::: SELECTION :::
# TV - without DU or etisalat???



## MiriRoberts (Jul 15, 2013)

Hi I have a problem,

The flat my husband and I want to move will be serviced by DU forinternet, tv etc.
However DU it is not activated for the building jet and it might take quite a while for this to happen. 

Can Iget TV - English channels - a different way. Is there something like a TV box or so????
HELP please ....


----------



## rsinner (Feb 3, 2009)

If your building has satellite dishes etc pre-installed, then you can get a box directly from OSN and install. I am sure there are other ways as well.


----------



## MiriRoberts (Jul 15, 2013)

rsinner said:


> If your building has satellite dishes etc pre-installed, then you can get a box directly from OSN and install. I am sure there are other ways as well.


ok thanks that's a start - unfortunately the building has no preinstalled satellite dishes - I probably would have to install one myself (by a company) ...

if you know any other options just let me know.

Thanks again!!!


----------



## vantage (May 10, 2012)

use the internet at work (assuming the fun police are not too clever) or a friends place, and download TV programmes, Movies and Box Sets / Series like crazy, via a torrent site, then watch at home, linked up to the TV, at your leisure!

Failing that, I think satellite is your only option


----------



## MiriRoberts (Jul 15, 2013)

yes I think satellite is the best option. But thanks for your advice


----------



## sammylou (Oct 29, 2012)

MiriRoberts said:


> yes I think satellite is the best option. But thanks for your advice


careful with assuming you can simply install your own satellite. there may be rules governing that [and other do's and don'ts for balconies] and you may not be allowed. i would check before you do anything so as not to be told after the fact and waste your money.

have they given you any sort of a timeline on the grand du installation? that means you will be going without internet or telephone indefinitely??? that would worry me.
::: GIVEN DATA :::
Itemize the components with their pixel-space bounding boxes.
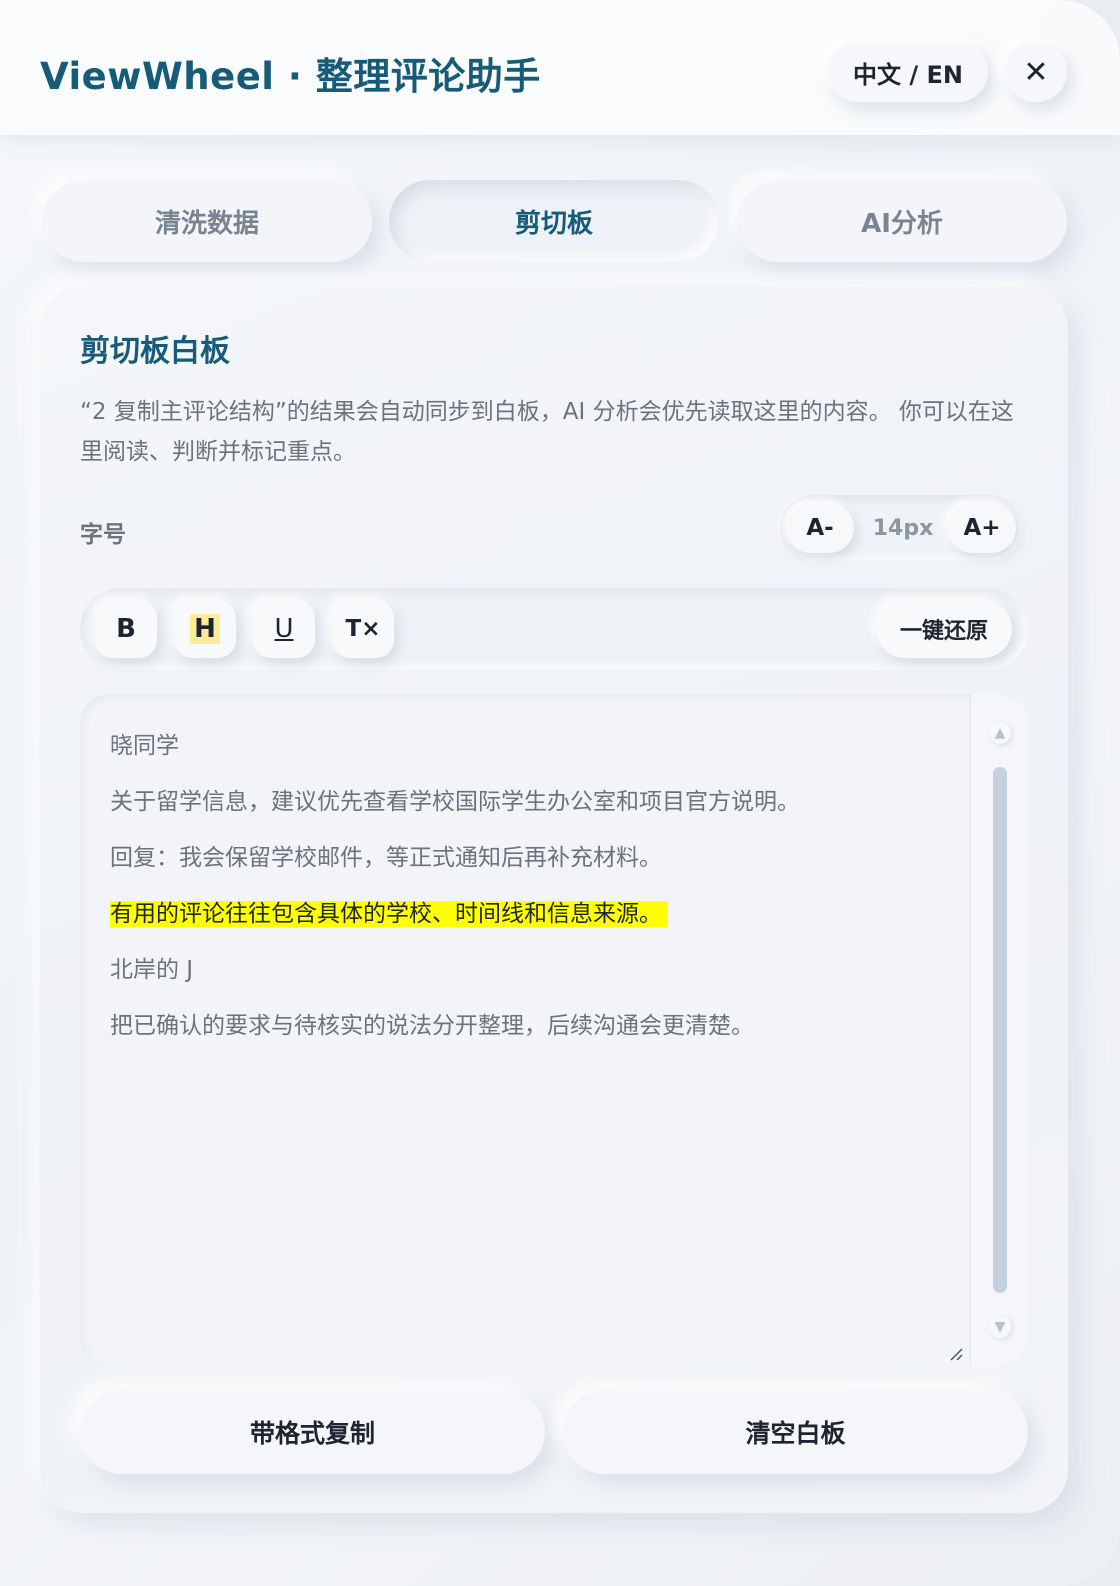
:::
OBJECTIVES –
1: Name each distinct user who posts in the thread about getting TV without DU or etisalat.
2: Reproduce everything in the TV thread from "The flat my" down to "(Feb 3, 2009)".
Nothing in the lines is needed here.

RESULTS FOR EACH TASK –
1: MiriRoberts, rsinner, vantage, sammylou

2:
The flat my husband and I want to move will be serviced by DU forinternet, tv etc.
However DU it is not activated for the building jet and it might take quite a while for this to happen. 

Can Iget TV - English channels - a different way. Is there something like a TV box or so????
HELP please ....


----------



## rsinner (Feb 3, 2009)